Spot each line in the records below where the word "color" occurs, then copy it.

-- Recorded information --
┌──
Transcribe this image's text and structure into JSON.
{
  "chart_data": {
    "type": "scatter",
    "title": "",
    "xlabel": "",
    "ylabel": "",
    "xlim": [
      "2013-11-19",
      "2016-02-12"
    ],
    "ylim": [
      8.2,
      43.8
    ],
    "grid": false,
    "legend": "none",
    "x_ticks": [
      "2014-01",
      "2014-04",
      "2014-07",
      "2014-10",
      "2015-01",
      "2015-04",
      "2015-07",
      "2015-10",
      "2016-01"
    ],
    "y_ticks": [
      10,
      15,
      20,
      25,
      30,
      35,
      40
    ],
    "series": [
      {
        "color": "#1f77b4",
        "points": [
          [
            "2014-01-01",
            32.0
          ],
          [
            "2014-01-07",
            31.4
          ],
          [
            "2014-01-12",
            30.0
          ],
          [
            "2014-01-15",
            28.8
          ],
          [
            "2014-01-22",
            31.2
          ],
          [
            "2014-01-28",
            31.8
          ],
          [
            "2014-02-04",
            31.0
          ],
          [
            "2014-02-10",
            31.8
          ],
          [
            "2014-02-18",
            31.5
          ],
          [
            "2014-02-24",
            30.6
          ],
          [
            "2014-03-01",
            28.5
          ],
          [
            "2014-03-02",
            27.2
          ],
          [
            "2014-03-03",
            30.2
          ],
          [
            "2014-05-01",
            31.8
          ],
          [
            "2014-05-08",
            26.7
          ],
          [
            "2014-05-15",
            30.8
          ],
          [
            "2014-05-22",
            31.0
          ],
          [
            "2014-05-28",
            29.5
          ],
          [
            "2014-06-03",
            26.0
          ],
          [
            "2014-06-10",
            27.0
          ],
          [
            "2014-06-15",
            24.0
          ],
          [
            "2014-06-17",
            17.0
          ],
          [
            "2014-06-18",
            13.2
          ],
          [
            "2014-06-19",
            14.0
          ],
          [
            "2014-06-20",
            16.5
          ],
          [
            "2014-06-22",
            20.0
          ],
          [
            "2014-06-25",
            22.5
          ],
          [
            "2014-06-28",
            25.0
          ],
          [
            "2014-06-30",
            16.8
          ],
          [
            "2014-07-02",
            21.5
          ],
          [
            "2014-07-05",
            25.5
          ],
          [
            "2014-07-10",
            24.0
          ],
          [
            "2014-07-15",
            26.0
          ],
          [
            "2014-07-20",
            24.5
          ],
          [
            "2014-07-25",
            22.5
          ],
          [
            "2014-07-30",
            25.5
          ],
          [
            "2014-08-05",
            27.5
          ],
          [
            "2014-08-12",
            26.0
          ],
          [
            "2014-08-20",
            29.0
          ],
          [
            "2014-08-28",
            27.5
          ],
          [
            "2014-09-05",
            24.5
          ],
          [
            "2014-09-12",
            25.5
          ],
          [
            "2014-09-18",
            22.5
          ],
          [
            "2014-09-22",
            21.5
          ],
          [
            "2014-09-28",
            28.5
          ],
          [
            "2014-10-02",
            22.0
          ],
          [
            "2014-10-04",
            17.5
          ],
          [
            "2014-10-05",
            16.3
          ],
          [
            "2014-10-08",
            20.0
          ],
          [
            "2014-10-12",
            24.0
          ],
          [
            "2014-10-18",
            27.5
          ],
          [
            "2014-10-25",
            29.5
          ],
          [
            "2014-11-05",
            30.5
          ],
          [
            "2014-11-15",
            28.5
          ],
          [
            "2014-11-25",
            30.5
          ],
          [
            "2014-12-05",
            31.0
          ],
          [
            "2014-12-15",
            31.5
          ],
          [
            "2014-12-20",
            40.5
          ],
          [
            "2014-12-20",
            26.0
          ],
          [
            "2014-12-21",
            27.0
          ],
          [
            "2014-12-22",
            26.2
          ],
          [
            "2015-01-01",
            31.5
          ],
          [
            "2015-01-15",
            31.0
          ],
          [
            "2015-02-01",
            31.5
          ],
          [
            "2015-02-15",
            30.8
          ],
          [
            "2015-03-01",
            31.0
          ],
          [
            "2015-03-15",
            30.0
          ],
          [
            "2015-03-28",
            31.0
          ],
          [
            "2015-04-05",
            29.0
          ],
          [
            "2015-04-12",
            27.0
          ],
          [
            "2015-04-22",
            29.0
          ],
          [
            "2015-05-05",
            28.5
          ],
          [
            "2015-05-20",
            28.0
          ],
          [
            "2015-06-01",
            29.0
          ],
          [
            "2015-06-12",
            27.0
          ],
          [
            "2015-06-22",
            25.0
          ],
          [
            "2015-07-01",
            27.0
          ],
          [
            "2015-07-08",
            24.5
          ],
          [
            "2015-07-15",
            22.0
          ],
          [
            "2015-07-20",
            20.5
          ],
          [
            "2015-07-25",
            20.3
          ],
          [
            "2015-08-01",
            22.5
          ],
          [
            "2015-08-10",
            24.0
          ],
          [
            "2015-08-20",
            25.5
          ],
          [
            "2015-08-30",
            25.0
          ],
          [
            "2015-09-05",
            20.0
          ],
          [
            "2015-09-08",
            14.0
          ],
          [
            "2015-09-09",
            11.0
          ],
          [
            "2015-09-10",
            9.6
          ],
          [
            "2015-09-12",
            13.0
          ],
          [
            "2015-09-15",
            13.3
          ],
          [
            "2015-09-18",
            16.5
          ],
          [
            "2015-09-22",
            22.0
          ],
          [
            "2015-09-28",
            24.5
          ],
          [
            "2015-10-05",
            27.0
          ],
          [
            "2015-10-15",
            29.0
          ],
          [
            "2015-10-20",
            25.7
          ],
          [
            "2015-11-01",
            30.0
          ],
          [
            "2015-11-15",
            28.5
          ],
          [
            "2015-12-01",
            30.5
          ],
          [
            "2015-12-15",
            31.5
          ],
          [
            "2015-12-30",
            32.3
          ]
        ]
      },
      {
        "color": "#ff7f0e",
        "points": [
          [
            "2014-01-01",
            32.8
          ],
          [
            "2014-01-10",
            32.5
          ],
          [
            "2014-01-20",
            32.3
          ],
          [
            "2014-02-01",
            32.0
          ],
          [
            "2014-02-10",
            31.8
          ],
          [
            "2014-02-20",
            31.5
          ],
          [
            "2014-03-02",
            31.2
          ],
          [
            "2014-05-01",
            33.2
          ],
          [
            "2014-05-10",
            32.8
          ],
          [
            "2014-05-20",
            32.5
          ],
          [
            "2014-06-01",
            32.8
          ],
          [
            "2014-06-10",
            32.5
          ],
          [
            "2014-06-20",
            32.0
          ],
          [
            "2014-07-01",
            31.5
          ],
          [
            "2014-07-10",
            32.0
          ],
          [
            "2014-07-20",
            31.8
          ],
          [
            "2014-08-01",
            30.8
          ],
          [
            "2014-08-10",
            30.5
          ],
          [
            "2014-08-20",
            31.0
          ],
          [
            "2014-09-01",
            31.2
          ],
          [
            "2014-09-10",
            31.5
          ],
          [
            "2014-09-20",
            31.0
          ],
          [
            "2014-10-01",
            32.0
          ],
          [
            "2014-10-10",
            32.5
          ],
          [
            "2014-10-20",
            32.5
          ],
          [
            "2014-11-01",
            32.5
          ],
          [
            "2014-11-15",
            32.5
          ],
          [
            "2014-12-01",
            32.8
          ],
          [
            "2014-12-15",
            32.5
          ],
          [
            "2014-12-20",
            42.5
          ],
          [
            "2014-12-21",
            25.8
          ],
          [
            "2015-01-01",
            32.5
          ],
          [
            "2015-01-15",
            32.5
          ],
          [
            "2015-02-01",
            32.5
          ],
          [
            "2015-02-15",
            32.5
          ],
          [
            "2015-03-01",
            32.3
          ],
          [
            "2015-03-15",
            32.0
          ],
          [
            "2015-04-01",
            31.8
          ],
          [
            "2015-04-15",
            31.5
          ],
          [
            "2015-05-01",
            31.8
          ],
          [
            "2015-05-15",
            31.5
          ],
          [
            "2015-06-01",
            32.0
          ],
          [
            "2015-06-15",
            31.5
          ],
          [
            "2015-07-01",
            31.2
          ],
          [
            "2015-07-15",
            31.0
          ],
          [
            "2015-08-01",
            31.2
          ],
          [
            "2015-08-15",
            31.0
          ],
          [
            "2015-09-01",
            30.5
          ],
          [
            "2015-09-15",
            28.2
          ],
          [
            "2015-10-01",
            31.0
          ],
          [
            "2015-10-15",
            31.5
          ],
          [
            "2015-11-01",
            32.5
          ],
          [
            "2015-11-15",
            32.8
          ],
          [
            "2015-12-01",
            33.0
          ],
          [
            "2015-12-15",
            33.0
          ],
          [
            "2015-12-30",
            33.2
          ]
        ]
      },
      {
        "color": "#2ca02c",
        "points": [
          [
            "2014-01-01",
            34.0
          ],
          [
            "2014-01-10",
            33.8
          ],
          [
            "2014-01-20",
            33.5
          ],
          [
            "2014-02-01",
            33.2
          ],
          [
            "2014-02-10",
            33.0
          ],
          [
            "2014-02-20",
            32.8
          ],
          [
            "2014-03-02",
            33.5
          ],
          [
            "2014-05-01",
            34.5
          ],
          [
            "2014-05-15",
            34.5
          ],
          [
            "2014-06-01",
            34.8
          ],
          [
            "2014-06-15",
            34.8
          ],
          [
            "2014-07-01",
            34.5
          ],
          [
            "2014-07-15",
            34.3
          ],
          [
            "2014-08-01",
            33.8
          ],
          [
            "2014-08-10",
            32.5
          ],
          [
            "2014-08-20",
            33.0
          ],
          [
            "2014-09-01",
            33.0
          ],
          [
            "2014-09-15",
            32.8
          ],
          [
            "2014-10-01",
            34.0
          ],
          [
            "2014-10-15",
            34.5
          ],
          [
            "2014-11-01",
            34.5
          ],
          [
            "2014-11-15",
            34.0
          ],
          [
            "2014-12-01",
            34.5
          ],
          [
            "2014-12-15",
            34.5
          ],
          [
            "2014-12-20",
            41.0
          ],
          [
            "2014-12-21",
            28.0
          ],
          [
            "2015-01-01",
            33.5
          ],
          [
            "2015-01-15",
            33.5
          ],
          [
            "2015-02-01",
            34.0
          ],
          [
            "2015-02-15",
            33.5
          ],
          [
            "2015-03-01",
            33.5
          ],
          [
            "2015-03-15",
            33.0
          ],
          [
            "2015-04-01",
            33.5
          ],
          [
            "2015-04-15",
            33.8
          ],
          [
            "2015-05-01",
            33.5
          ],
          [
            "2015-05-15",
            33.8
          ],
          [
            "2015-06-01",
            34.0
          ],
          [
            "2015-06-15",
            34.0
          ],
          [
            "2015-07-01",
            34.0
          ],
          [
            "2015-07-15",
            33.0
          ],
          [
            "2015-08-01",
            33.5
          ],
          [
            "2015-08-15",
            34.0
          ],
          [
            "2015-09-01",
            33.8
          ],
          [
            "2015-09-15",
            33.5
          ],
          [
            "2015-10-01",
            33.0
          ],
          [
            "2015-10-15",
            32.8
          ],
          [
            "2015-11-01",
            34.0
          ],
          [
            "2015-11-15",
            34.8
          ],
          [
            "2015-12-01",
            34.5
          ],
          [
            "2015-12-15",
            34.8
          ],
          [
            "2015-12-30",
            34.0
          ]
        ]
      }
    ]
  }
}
└──
-- Written solution --
        "color": "#1f77b4",
        "color": "#ff7f0e",
        "color": "#2ca02c",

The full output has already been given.